--- begin ENTRIES SUPPLIED ---

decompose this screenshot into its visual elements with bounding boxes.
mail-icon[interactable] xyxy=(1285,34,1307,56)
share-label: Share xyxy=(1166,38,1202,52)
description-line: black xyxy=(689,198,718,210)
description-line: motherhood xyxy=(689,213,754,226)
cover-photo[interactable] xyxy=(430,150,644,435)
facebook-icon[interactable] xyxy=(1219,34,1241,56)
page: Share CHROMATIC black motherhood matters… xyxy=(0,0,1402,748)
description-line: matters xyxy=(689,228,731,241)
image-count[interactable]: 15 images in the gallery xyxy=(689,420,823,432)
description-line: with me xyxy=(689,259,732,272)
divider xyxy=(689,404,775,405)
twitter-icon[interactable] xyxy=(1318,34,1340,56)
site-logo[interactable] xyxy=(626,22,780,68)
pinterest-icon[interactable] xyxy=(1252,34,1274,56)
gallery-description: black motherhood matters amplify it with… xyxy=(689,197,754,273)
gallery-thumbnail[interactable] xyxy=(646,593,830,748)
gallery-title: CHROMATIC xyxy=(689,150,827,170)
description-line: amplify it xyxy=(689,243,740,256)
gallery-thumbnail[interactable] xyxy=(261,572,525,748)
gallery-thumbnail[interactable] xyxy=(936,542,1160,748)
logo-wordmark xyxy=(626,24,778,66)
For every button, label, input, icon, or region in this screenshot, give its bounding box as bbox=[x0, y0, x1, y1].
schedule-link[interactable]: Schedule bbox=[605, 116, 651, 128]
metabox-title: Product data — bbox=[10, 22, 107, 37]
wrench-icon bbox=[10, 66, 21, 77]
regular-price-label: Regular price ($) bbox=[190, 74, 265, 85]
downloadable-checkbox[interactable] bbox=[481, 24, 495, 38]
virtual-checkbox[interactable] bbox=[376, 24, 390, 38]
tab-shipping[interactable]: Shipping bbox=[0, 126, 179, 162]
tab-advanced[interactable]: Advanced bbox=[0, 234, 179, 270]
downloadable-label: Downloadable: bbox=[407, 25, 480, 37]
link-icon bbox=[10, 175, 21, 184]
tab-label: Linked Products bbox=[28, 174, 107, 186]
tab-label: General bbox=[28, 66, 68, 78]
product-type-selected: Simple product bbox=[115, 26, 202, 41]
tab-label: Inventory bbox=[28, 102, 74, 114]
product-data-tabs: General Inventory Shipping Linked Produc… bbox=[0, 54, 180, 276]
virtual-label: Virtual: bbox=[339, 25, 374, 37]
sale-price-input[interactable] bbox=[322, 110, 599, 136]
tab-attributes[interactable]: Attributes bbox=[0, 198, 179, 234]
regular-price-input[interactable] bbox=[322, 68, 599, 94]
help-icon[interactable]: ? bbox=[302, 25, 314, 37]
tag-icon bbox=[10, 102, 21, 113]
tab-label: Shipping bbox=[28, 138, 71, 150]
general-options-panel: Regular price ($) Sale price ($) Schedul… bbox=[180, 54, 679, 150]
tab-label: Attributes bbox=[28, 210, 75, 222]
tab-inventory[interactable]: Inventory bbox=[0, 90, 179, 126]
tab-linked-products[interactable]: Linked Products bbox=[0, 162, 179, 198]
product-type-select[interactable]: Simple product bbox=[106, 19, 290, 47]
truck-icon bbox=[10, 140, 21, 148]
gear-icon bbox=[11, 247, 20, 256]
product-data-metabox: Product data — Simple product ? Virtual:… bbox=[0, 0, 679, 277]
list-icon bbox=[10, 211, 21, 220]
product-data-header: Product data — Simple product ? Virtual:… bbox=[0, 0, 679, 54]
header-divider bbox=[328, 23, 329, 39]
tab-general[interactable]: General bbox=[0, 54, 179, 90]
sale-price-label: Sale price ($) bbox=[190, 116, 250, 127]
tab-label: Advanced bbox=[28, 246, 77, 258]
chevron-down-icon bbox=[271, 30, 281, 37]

--- end ENTRIES SUPPLIED ---

Retype the listing word for word from its first line through the line containing "tab-label: General bbox=[28, 66, 68, 78]", including both of those lines.

- _WRITTEN RESPONSE_
decompose this screenshot into its visual elements with bounding boxes.
mail-icon[interactable] xyxy=(1285,34,1307,56)
share-label: Share xyxy=(1166,38,1202,52)
description-line: black xyxy=(689,198,718,210)
description-line: motherhood xyxy=(689,213,754,226)
cover-photo[interactable] xyxy=(430,150,644,435)
facebook-icon[interactable] xyxy=(1219,34,1241,56)
page: Share CHROMATIC black motherhood matters… xyxy=(0,0,1402,748)
description-line: matters xyxy=(689,228,731,241)
image-count[interactable]: 15 images in the gallery xyxy=(689,420,823,432)
description-line: with me xyxy=(689,259,732,272)
divider xyxy=(689,404,775,405)
twitter-icon[interactable] xyxy=(1318,34,1340,56)
site-logo[interactable] xyxy=(626,22,780,68)
pinterest-icon[interactable] xyxy=(1252,34,1274,56)
gallery-description: black motherhood matters amplify it with… xyxy=(689,197,754,273)
gallery-thumbnail[interactable] xyxy=(646,593,830,748)
gallery-title: CHROMATIC xyxy=(689,150,827,170)
description-line: amplify it xyxy=(689,243,740,256)
gallery-thumbnail[interactable] xyxy=(261,572,525,748)
gallery-thumbnail[interactable] xyxy=(936,542,1160,748)
logo-wordmark xyxy=(626,24,778,66)
For every button, label, input, icon, or region in this screenshot, give its bounding box as bbox=[x0, y0, x1, y1].
schedule-link[interactable]: Schedule bbox=[605, 116, 651, 128]
metabox-title: Product data — bbox=[10, 22, 107, 37]
wrench-icon bbox=[10, 66, 21, 77]
regular-price-label: Regular price ($) bbox=[190, 74, 265, 85]
downloadable-checkbox[interactable] bbox=[481, 24, 495, 38]
virtual-checkbox[interactable] bbox=[376, 24, 390, 38]
tab-shipping[interactable]: Shipping bbox=[0, 126, 179, 162]
tab-advanced[interactable]: Advanced bbox=[0, 234, 179, 270]
downloadable-label: Downloadable: bbox=[407, 25, 480, 37]
link-icon bbox=[10, 175, 21, 184]
tab-label: Linked Products bbox=[28, 174, 107, 186]
tab-label: General bbox=[28, 66, 68, 78]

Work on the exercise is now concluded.